▶ _Tasks for this exercise_:
a) From the commit notice, list every field label that ends in a colon in the header above the log message.
b) Using the commit notice, decide whether each statement agrees with it. Give yes or no, plus the exact words that settle it. (i) The change was committed by rabbi. (ii) The log message says the change fixes a security bug. (iii) The edited passage holds that input validation is critical in addressing SQL injection attacks.
c) Carry on writing the commit notice from its last line.

▶ _Document excerpt_:
::::::::::
[freehaven-cvs] r1768: misc formatting issues (doc/trunk/dejector)

[rabbi@xxxxxxxx]

Author: rabbi
Date: 2007-03-26 02:59:59 -0400 (Mon, 26 Mar 2007)
New Revision: 1768

Modified:
   doc/trunk/dejector/dejector.tex
Log:
misc formatting issues


Modified: doc/trunk/dejector/dejector.tex
===================================================================
--- doc/trunk/dejector/dejector.tex	2007-03-25 13:44:40 UTC (rev 1767)
+++ doc/trunk/dejector/dejector.tex	2007-03-26 06:59:59 UTC (rev 1768)
@@ -52,22 +52,22 @@
 
 Input validation has long been recognized as an essential part of a well-designed system, especially when considering defense against an external adversary, yet existing literature gives little in the way of formal axioms for input validation or guidance on putting into practice what few recommendations exist~\cite{FIXME}. 
 
-In the domain of network security, the problem of input validation is often avoided by maintaining strict control over the network's perimeter or sensitive systems, and restricting input from untrusted users. However, in cases where a service exists to provide content to untrusted users in response to their requests, this type of protection is infeasible. Such is the case with many dynamically-generated websites or databanks that allow untrusted users to submit SQL queries to a database. We examine existing solutions to a common network threat, the \emph{SQL injection attack}, and agree with existing literature~\cite{FIXME} that input validation is critical in addressing this attack.
::::::::::
▶ _Data excerpts_:
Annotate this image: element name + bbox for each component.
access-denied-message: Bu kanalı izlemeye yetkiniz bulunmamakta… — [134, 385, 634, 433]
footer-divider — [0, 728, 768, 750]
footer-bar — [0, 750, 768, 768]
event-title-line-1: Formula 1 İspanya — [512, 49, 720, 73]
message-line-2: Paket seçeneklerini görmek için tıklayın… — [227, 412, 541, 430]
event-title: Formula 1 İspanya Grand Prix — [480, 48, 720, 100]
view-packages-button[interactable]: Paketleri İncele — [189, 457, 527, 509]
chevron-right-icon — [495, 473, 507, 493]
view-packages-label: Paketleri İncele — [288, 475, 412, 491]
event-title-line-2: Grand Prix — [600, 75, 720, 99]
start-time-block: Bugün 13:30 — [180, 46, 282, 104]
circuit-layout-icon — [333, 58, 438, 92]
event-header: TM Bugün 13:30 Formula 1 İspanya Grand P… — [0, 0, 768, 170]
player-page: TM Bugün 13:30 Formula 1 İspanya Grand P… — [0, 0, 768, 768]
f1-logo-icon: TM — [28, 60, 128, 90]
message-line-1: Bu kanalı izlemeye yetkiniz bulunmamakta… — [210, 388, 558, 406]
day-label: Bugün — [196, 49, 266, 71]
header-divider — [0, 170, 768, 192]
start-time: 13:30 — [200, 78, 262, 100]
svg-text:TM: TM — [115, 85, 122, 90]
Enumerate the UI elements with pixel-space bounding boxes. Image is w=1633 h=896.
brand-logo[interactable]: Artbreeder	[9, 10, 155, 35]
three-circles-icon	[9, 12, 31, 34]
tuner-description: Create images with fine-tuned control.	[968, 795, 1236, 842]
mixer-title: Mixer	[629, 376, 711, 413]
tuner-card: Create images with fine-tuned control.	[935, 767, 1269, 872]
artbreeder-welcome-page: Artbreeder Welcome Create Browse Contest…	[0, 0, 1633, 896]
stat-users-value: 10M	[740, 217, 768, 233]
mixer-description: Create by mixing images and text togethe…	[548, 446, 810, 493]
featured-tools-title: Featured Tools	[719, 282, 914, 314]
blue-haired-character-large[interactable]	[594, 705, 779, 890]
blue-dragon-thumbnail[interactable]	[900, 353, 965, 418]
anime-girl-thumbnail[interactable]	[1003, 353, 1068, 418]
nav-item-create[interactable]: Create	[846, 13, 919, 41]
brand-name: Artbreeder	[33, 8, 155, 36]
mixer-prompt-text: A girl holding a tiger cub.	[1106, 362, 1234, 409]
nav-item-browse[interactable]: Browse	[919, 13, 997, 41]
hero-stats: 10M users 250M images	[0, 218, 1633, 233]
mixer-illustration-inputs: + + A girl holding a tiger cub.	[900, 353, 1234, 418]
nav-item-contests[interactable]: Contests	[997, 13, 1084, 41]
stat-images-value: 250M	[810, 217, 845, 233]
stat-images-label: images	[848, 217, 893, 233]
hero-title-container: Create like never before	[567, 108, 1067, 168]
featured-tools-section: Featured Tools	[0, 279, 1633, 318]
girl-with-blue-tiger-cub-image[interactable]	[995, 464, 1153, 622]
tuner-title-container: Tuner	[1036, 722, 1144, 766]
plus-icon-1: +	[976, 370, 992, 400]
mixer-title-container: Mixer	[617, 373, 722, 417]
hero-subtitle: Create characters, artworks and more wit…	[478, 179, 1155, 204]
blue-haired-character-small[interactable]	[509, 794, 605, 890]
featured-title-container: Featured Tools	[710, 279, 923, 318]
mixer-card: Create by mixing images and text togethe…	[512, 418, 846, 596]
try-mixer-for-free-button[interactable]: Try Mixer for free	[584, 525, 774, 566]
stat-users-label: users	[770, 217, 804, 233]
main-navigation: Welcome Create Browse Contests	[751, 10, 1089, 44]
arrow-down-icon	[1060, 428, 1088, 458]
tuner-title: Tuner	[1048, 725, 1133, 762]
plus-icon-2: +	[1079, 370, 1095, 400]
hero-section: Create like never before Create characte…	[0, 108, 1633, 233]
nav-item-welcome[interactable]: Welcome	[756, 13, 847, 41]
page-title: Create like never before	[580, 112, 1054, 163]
::::::::::
▶ _Results for the exercise_:
a)
Author
Date
New Revision
Modified
Log

b)
(i) Yes: "Author: rabbi"
(ii) No: "misc formatting issues"
(iii) Yes: "agree with existing literature~\cite{FIXME} that input validation is critical in addressing this attack."

c)
+In the domain of network security, the problem of input validation is often avoided by maintaining strict control over the network's perimeter or sensitive systems, and restricting input from untrusted users. However, in cases where a service exists to provide content to untrusted users in response to their requests, this type of protection is infeasible. Such is the case with many dynamically-generated websites or databanks that allow untrusted users to submit \textsc{sql} queries to a database. We examine existing solutions to a common network threat, the \emph{\textsc{sql} injection attack}, and agree with existing literature~\cite{FIXME} that input validation is critical in addressing this attack.
 
-We then present basic formal axioms for input validation, and apply them to SQL, where we demonstrate enhanced resistance to injection attacks against databases using our input validation library.
+We then present basic formal axioms for input validation, and apply them to \textsc{sql}, where we demonstrate enhanced resistance to injection attacks against databases using our input validation library.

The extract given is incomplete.